## Your instructions
Once you reach the end of the data, transcribe all of it exactly.
----
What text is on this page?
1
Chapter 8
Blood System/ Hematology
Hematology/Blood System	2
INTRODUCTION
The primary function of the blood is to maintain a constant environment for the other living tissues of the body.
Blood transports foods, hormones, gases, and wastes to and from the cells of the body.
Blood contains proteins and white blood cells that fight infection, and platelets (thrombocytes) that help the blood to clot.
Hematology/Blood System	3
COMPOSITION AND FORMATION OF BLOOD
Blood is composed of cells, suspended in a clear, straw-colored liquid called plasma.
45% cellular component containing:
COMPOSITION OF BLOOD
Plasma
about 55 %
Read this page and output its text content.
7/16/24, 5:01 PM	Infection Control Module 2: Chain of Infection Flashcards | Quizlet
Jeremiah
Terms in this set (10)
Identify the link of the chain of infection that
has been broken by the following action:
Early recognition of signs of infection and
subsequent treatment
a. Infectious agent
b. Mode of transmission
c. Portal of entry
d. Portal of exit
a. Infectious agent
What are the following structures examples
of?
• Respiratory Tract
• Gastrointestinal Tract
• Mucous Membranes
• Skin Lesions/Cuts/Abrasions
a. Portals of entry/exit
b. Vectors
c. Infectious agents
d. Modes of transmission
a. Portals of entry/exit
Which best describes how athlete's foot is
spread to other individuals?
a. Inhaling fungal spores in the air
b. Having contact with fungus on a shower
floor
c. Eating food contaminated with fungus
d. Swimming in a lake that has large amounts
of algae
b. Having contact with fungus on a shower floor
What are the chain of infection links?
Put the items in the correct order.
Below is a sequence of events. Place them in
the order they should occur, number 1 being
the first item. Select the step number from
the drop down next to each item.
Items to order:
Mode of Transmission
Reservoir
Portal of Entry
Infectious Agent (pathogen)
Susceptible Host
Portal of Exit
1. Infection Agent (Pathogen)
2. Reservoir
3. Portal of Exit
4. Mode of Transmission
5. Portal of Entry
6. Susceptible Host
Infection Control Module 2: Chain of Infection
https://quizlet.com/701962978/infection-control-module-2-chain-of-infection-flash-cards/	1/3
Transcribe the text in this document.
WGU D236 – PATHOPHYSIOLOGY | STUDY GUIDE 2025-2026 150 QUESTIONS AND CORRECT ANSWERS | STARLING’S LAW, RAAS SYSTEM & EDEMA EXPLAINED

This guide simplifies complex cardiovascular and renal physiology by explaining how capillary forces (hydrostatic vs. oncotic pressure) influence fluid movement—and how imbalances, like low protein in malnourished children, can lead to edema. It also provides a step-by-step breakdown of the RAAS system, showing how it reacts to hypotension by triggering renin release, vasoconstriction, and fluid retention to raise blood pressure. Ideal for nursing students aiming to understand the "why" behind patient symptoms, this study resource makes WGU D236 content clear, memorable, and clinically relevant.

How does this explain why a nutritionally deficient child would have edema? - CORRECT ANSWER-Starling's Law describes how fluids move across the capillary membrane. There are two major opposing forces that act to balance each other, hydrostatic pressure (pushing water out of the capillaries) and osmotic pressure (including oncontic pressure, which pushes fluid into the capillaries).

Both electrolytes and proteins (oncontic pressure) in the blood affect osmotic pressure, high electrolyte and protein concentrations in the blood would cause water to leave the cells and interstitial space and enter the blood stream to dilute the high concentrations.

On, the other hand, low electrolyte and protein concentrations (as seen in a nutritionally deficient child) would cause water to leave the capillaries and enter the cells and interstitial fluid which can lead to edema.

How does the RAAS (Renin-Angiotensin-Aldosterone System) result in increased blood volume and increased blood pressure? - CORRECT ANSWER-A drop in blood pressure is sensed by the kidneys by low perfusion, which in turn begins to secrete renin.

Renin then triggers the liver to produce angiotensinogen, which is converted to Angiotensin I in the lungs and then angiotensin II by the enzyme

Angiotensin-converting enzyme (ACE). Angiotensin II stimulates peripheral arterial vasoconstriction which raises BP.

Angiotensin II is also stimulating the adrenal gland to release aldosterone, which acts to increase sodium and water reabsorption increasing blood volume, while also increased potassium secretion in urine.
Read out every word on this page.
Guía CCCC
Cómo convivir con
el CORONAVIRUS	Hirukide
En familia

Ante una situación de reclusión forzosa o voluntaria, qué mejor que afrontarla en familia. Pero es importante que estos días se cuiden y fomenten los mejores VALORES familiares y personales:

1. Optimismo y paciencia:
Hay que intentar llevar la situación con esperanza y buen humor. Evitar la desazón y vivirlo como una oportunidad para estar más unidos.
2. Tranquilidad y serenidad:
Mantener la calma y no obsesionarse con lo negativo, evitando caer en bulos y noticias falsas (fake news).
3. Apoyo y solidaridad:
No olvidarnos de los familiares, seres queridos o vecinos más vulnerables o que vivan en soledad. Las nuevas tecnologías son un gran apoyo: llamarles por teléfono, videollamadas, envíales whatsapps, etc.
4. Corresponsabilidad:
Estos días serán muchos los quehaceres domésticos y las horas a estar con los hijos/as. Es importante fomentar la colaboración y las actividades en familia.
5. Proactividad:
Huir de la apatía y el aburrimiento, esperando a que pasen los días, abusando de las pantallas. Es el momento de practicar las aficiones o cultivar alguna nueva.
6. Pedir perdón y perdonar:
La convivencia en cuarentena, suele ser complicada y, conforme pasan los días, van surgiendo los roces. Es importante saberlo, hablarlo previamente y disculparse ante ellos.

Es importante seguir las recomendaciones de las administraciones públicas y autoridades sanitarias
----
## Exercise solution
What text is on this page?
1
Chapter 8
Blood System/ Hematology
Hematology/Blood System	2
INTRODUCTION
The primary function of the blood is to maintain a constant environment for the other living tissues of the body.
Blood transports foods, hormones, gases, and wastes to and from the cells of the body.
Blood contains proteins and white blood cells that fight infection, and platelets (thrombocytes) that help the blood to clot.
Hematology/Blood System	3
COMPOSITION AND FORMATION OF BLOOD
Blood is composed of cells, suspended in a clear, straw-colored liquid called plasma.
45% cellular component containing:
COMPOSITION OF BLOOD
Plasma
about 55 %
Read this page and output its text content.
7/16/24, 5:01 PM	Infection Control Module 2: Chain of Infection Flashcards | Quizlet
Jeremiah
Terms in this set (10)
Identify the link of the chain of infection that
has been broken by the following action:
Early recognition of signs of infection and
subsequent treatment
a. Infectious agent
b. Mode of transmission
c. Portal of entry
d. Portal of exit
a. Infectious agent
What are the following structures examples
of?
• Respiratory Tract
• Gastrointestinal Tract
• Mucous Membranes
• Skin Lesions/Cuts/Abrasions
a. Portals of entry/exit
b. Vectors
c. Infectious agents
d. Modes of transmission
a. Portals of entry/exit
Which best describes how athlete's foot is
spread to other individuals?
a. Inhaling fungal spores in the air
b. Having contact with fungus on a shower
floor
c. Eating food contaminated with fungus
d. Swimming in a lake that has large amounts
of algae
b. Having contact with fungus on a shower floor
What are the chain of infection links?
Put the items in the correct order.
Below is a sequence of events. Place them in
the order they should occur, number 1 being
the first item. Select the step number from
the drop down next to each item.
Items to order:
Mode of Transmission
Reservoir
Portal of Entry
Infectious Agent (pathogen)
Susceptible Host
Portal of Exit
1. Infection Agent (Pathogen)
2. Reservoir
3. Portal of Exit
4. Mode of Transmission
5. Portal of Entry
6. Susceptible Host
Infection Control Module 2: Chain of Infection
https://quizlet.com/701962978/infection-control-module-2-chain-of-infection-flash-cards/	1/3
Transcribe the text in this document.
WGU D236 – PATHOPHYSIOLOGY | STUDY GUIDE 2025-2026 150 QUESTIONS AND CORRECT ANSWERS | STARLING’S LAW, RAAS SYSTEM & EDEMA EXPLAINED

This guide simplifies complex cardiovascular and renal physiology by explaining how capillary forces (hydrostatic vs. oncotic pressure) influence fluid movement—and how imbalances, like low protein in malnourished children, can lead to edema. It also provides a step-by-step breakdown of the RAAS system, showing how it reacts to hypotension by triggering renin release, vasoconstriction, and fluid retention to raise blood pressure. Ideal for nursing students aiming to understand the "why" behind patient symptoms, this study resource makes WGU D236 content clear, memorable, and clinically relevant.

How does this explain why a nutritionally deficient child would have edema? - CORRECT ANSWER-Starling's Law describes how fluids move across the capillary membrane. There are two major opposing forces that act to balance each other, hydrostatic pressure (pushing water out of the capillaries) and osmotic pressure (including oncontic pressure, which pushes fluid into the capillaries).

Both electrolytes and proteins (oncontic pressure) in the blood affect osmotic pressure, high electrolyte and protein concentrations in the blood would cause water to leave the cells and interstitial space and enter the blood stream to dilute the high concentrations.

On, the other hand, low electrolyte and protein concentrations (as seen in a nutritionally deficient child) would cause water to leave the capillaries and enter the cells and interstitial fluid which can lead to edema.

How does the RAAS (Renin-Angiotensin-Aldosterone System) result in increased blood volume and increased blood pressure? - CORRECT ANSWER-A drop in blood pressure is sensed by the kidneys by low perfusion, which in turn begins to secrete renin.

Renin then triggers the liver to produce angiotensinogen, which is converted to Angiotensin I in the lungs and then angiotensin II by the enzyme

Angiotensin-converting enzyme (ACE). Angiotensin II stimulates peripheral arterial vasoconstriction which raises BP.

Angiotensin II is also stimulating the adrenal gland to release aldosterone, which acts to increase sodium and water reabsorption increasing blood volume, while also increased potassium secretion in urine.
Read out every word on this page.
Guía CCCC
Cómo convivir con
el CORONAVIRUS	Hirukide
En familia

Ante una situación de reclusión forzosa o voluntaria, qué mejor que afrontarla en familia. Pero es importante que estos días se cuiden y fomenten los mejores VALORES familiares y personales:

1. Optimismo y paciencia:
Hay que intentar llevar la situación con esperanza y buen humor. Evitar la desazón y vivirlo como una oportunidad para estar más unidos.
2. Tranquilidad y serenidad:
Mantener la calma y no obsesionarse con lo negativo, evitando caer en bulos y noticias falsas (fake news).
3. Apoyo y solidaridad:
No olvidarnos de los familiares, seres queridos o vecinos más vulnerables o que vivan en soledad. Las nuevas tecnologías son un gran apoyo: llamarles por teléfono, videollamadas, envíales whatsapps, etc.
4. Corresponsabilidad:
Estos días serán muchos los quehaceres domésticos y las horas a estar con los hijos/as. Es importante fomentar la colaboración y las actividades en familia.
5. Proactividad:
Huir de la apatía y el aburrimiento, esperando a que pasen los días, abusando de las pantallas. Es el momento de practicar las aficiones o cultivar alguna nueva.
6. Pedir perdón y perdonar:
La convivencia en cuarentena, suele ser complicada y, conforme pasan los días, van surgiendo los roces. Es importante saberlo, hablarlo previamente y disculparse ante ellos.

Es importante seguir las recomendaciones de las administraciones públicas y autoridades sanitarias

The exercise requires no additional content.